-- Stated goal --
Below is a block of records; return all of them exactly, but without the images.

***** Stored rows

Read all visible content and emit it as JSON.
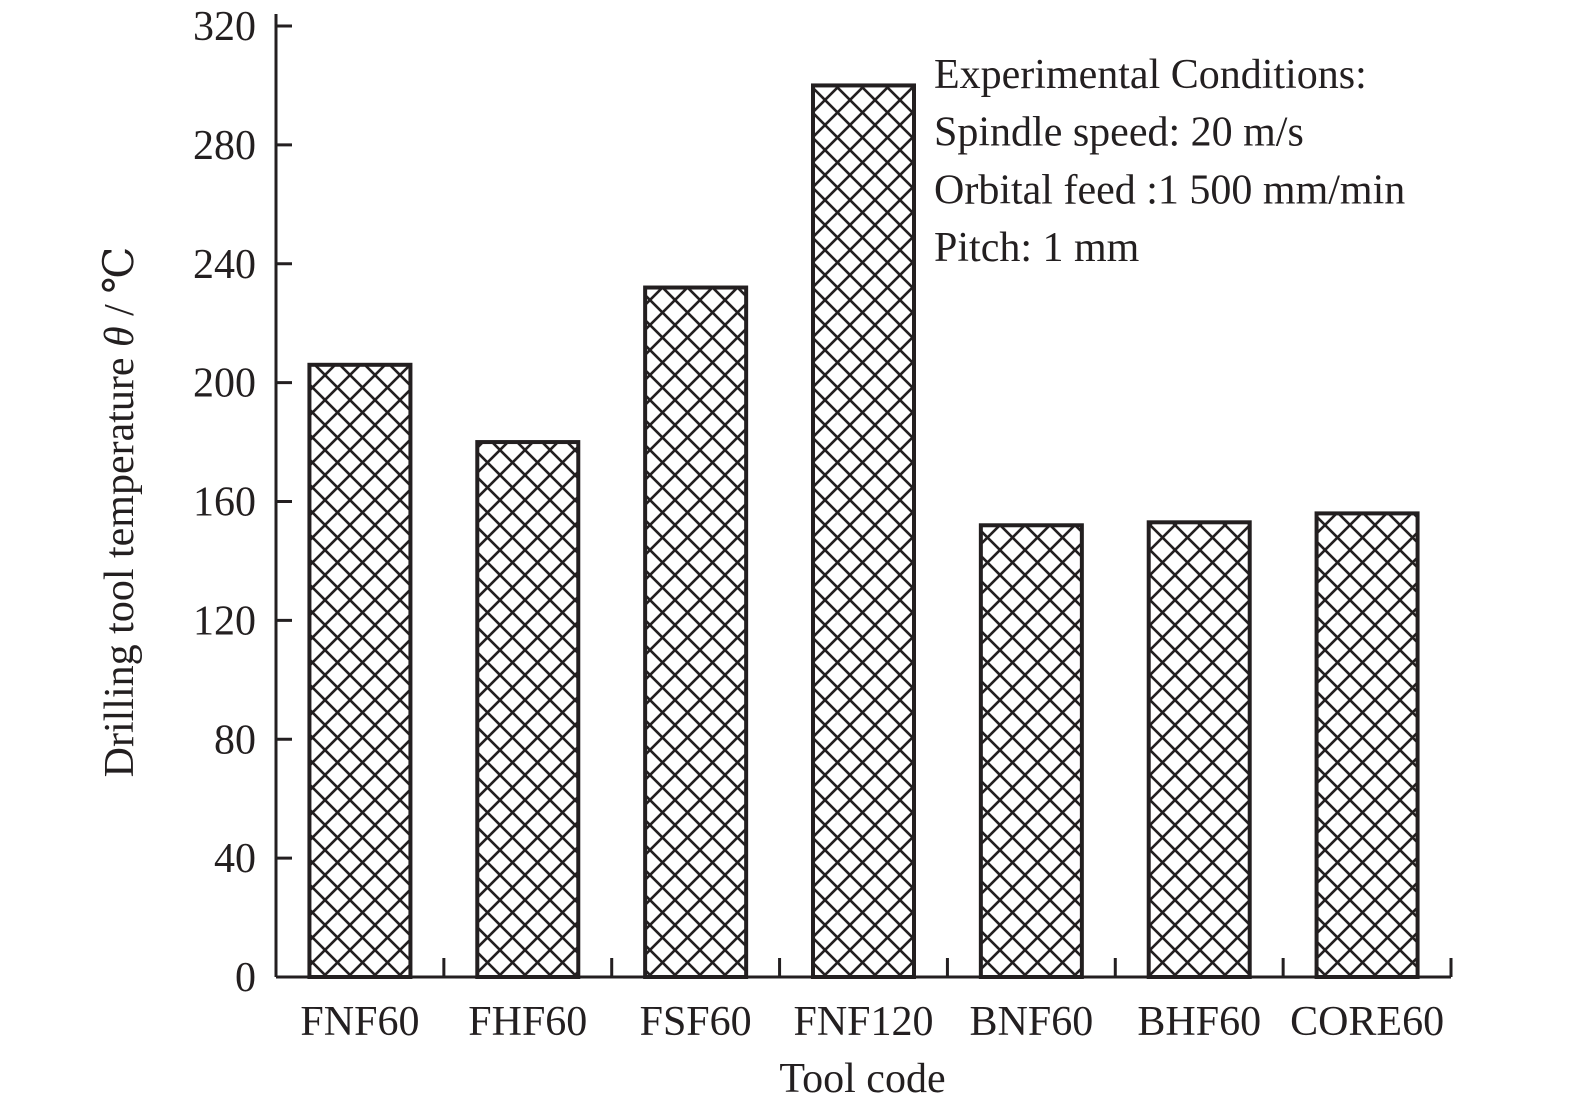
{
  "chart_data": {
    "type": "bar",
    "categories": [
      "FNF60",
      "FHF60",
      "FSF60",
      "FNF120",
      "BNF60",
      "BHF60",
      "CORE60"
    ],
    "values": [
      206,
      180,
      232,
      300,
      152,
      153,
      156
    ],
    "xlabel": "Tool code",
    "ylabel_text": "Drilling tool temperature ",
    "ylabel_symbol": "θ",
    "ylabel_unit": " / ℃",
    "ylim": [
      0,
      320
    ],
    "yticks": [
      "0",
      "40",
      "80",
      "120",
      "160",
      "200",
      "240",
      "280",
      "320"
    ],
    "annotation": [
      "Experimental Conditions:",
      "Spindle speed: 20 m/s",
      "Orbital feed :1 500 mm/min",
      "Pitch: 1 mm"
    ],
    "bar_fill": "crosshatch",
    "colors": {
      "ink": "#231f20",
      "background": "#ffffff"
    },
    "grid": false,
    "legend": "none"
  }
}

**********

-- Answer to this exercise --
Read all visible content and emit it as JSON.
{
  "chart_data": {
    "type": "bar",
    "categories": [
      "FNF60",
      "FHF60",
      "FSF60",
      "FNF120",
      "BNF60",
      "BHF60",
      "CORE60"
    ],
    "values": [
      206,
      180,
      232,
      300,
      152,
      153,
      156
    ],
    "xlabel": "Tool code",
    "ylabel_text": "Drilling tool temperature ",
    "ylabel_symbol": "θ",
    "ylabel_unit": " / ℃",
    "ylim": [
      0,
      320
    ],
    "yticks": [
      "0",
      "40",
      "80",
      "120",
      "160",
      "200",
      "240",
      "280",
      "320"
    ],
    "annotation": [
      "Experimental Conditions:",
      "Spindle speed: 20 m/s",
      "Orbital feed :1 500 mm/min",
      "Pitch: 1 mm"
    ],
    "bar_fill": "crosshatch",
    "colors": {
      "ink": "#231f20",
      "background": "#ffffff"
    },
    "grid": false,
    "legend": "none"
  }
}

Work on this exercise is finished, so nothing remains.